-- Start DATASET EXTRACT --

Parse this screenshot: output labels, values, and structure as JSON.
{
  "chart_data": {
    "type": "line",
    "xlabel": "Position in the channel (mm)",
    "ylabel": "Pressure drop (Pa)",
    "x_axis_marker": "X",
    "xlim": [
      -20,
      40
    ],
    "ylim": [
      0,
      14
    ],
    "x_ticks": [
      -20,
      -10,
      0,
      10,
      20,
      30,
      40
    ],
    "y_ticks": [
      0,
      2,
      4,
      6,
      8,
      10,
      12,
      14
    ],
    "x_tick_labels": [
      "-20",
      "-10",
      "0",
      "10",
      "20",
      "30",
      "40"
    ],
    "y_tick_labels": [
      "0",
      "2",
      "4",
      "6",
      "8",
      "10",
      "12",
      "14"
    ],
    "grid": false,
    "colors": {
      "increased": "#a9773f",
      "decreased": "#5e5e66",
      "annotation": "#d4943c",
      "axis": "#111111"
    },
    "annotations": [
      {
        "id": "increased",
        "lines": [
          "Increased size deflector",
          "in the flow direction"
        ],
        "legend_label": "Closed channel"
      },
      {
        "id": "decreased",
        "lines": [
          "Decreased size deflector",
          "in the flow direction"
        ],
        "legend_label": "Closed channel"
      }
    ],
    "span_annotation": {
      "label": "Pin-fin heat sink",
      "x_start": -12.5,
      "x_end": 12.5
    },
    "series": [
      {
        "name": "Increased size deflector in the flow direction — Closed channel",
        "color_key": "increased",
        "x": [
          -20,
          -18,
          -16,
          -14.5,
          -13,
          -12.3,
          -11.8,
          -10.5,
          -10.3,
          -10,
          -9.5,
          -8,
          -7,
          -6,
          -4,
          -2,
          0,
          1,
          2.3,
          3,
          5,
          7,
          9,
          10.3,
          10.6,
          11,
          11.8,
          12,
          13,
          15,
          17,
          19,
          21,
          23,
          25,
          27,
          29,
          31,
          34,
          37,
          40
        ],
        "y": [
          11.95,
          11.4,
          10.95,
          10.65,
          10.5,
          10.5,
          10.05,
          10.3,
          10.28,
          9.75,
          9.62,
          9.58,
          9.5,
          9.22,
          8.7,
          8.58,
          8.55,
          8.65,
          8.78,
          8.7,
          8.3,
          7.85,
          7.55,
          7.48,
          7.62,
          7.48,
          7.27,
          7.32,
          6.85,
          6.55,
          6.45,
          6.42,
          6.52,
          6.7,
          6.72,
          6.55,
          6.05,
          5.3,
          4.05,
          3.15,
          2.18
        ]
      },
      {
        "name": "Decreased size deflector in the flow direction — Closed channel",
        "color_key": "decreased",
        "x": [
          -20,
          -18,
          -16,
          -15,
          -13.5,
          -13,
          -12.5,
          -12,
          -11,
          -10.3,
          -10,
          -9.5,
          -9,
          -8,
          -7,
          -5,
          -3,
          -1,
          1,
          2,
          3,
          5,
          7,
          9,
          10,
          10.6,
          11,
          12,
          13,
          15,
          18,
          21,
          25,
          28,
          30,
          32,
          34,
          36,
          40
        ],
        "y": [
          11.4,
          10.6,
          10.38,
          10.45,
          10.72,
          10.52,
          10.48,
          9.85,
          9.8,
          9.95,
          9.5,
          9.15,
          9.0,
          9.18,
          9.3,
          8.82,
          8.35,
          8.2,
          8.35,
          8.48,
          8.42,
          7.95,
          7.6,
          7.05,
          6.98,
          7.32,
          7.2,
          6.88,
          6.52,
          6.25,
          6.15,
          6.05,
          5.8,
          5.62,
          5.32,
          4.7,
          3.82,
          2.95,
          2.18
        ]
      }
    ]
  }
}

-- End DATASET EXTRACT --

WHAT THIS TASK INVOLVES:
Where a line contains the string "Closed", extract that line.

EXERCISE ANSWER:
        "legend_label": "Closed channel"
        "legend_label": "Closed channel"
        "name": "Increased size deflector in the flow direction — Closed channel",
        "name": "Decreased size deflector in the flow direction — Closed channel",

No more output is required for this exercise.